╔══

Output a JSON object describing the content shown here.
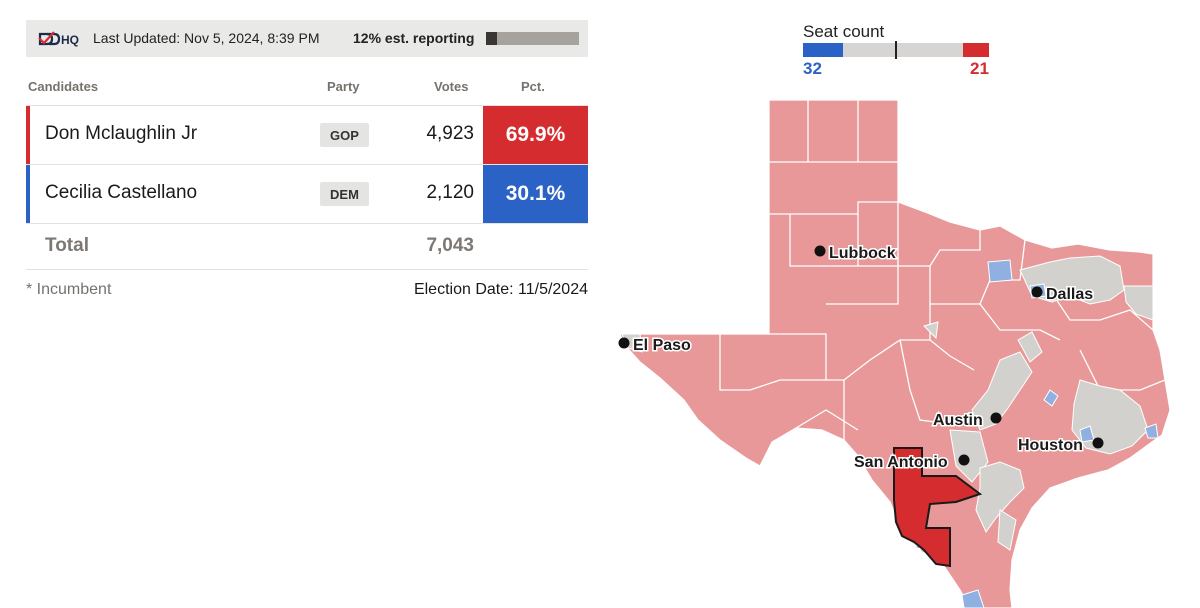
{
  "header": {
    "logo_text": "DDHQ",
    "last_updated": "Last Updated: Nov 5, 2024, 8:39 PM",
    "reporting_text": "12% est. reporting",
    "reporting_fraction": 0.12
  },
  "table": {
    "columns": {
      "candidates": "Candidates",
      "party": "Party",
      "votes": "Votes",
      "pct": "Pct."
    },
    "rows": [
      {
        "name": "Don Mclaughlin Jr",
        "party": "GOP",
        "votes": "4,923",
        "pct": "69.9%",
        "color": "#d52d2f"
      },
      {
        "name": "Cecilia Castellano",
        "party": "DEM",
        "votes": "2,120",
        "pct": "30.1%",
        "color": "#2a63c5"
      }
    ],
    "total_label": "Total",
    "total_votes": "7,043"
  },
  "footer": {
    "incumbent_note": "* Incumbent",
    "election_date": "Election Date: 11/5/2024"
  },
  "seats": {
    "title": "Seat count",
    "dem": 32,
    "rep": 21,
    "dem_color": "#2a63c5",
    "rep_color": "#d52d2f"
  },
  "map": {
    "colors": {
      "rep_light": "#e89898",
      "dem_light": "#8fb0e0",
      "uncalled": "#d3d1ce",
      "highlight": "#d52d2f"
    },
    "cities": [
      "Lubbock",
      "Dallas",
      "El Paso",
      "Austin",
      "Houston",
      "San Antonio"
    ]
  }
}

╚══

REQUIREMENT
Your task is to return the entries above exactly, with no pictures.

OUTPUT OF THE TASK
Output a JSON object describing the content shown here.
{
  "header": {
    "logo_text": "DDHQ",
    "last_updated": "Last Updated: Nov 5, 2024, 8:39 PM",
    "reporting_text": "12% est. reporting",
    "reporting_fraction": 0.12
  },
  "table": {
    "columns": {
      "candidates": "Candidates",
      "party": "Party",
      "votes": "Votes",
      "pct": "Pct."
    },
    "rows": [
      {
        "name": "Don Mclaughlin Jr",
        "party": "GOP",
        "votes": "4,923",
        "pct": "69.9%",
        "color": "#d52d2f"
      },
      {
        "name": "Cecilia Castellano",
        "party": "DEM",
        "votes": "2,120",
        "pct": "30.1%",
        "color": "#2a63c5"
      }
    ],
    "total_label": "Total",
    "total_votes": "7,043"
  },
  "footer": {
    "incumbent_note": "* Incumbent",
    "election_date": "Election Date: 11/5/2024"
  },
  "seats": {
    "title": "Seat count",
    "dem": 32,
    "rep": 21,
    "dem_color": "#2a63c5",
    "rep_color": "#d52d2f"
  },
  "map": {
    "colors": {
      "rep_light": "#e89898",
      "dem_light": "#8fb0e0",
      "uncalled": "#d3d1ce",
      "highlight": "#d52d2f"
    },
    "cities": [
      "Lubbock",
      "Dallas",
      "El Paso",
      "Austin",
      "Houston",
      "San Antonio"
    ]
  }
}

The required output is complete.